# DATA RECORDS

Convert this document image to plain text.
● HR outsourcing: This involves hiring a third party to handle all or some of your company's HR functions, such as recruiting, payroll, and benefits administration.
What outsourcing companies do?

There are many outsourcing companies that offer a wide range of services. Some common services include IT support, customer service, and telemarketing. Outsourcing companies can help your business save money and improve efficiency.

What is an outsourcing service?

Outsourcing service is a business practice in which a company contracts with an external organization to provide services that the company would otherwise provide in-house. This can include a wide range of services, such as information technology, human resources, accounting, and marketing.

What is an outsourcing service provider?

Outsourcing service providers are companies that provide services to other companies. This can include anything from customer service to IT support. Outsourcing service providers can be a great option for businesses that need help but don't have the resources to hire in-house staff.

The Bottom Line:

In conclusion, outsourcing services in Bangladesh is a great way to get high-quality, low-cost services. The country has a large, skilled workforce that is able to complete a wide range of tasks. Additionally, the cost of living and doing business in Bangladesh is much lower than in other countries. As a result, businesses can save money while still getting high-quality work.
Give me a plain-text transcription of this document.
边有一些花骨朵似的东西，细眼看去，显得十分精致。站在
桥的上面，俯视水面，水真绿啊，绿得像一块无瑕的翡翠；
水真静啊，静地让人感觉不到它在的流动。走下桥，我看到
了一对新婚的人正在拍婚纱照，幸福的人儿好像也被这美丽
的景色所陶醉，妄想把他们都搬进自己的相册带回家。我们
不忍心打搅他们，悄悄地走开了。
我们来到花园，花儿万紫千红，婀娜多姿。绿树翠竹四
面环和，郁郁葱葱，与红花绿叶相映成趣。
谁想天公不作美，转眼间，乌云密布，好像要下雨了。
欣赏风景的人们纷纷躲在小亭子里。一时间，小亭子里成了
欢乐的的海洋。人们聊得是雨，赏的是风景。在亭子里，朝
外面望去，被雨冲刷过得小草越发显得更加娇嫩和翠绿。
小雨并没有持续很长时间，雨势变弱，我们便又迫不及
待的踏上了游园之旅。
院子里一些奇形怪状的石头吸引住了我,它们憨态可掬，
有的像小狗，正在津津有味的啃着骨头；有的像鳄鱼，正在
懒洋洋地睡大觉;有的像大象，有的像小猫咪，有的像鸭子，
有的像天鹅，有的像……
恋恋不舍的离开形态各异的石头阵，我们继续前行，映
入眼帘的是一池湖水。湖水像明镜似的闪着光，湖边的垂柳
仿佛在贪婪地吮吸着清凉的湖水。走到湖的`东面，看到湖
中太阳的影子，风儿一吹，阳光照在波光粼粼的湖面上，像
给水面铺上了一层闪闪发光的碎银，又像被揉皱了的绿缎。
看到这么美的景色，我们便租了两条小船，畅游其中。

# TO DO
Print from the line containing "Give me a plain-text" to the last line above, exactly as written.

# EXERCISE RESULT
Give me a plain-text transcription of this document.
边有一些花骨朵似的东西，细眼看去，显得十分精致。站在
桥的上面，俯视水面，水真绿啊，绿得像一块无瑕的翡翠；
水真静啊，静地让人感觉不到它在的流动。走下桥，我看到
了一对新婚的人正在拍婚纱照，幸福的人儿好像也被这美丽
的景色所陶醉，妄想把他们都搬进自己的相册带回家。我们
不忍心打搅他们，悄悄地走开了。
我们来到花园，花儿万紫千红，婀娜多姿。绿树翠竹四
面环和，郁郁葱葱，与红花绿叶相映成趣。
谁想天公不作美，转眼间，乌云密布，好像要下雨了。
欣赏风景的人们纷纷躲在小亭子里。一时间，小亭子里成了
欢乐的的海洋。人们聊得是雨，赏的是风景。在亭子里，朝
外面望去，被雨冲刷过得小草越发显得更加娇嫩和翠绿。
小雨并没有持续很长时间，雨势变弱，我们便又迫不及
待的踏上了游园之旅。
院子里一些奇形怪状的石头吸引住了我,它们憨态可掬，
有的像小狗，正在津津有味的啃着骨头；有的像鳄鱼，正在
懒洋洋地睡大觉;有的像大象，有的像小猫咪，有的像鸭子，
有的像天鹅，有的像……
恋恋不舍的离开形态各异的石头阵，我们继续前行，映
入眼帘的是一池湖水。湖水像明镜似的闪着光，湖边的垂柳
仿佛在贪婪地吮吸着清凉的湖水。走到湖的`东面，看到湖
中太阳的影子，风儿一吹，阳光照在波光粼粼的湖面上，像
给水面铺上了一层闪闪发光的碎银，又像被揉皱了的绿缎。
看到这么美的景色，我们便租了两条小船，畅游其中。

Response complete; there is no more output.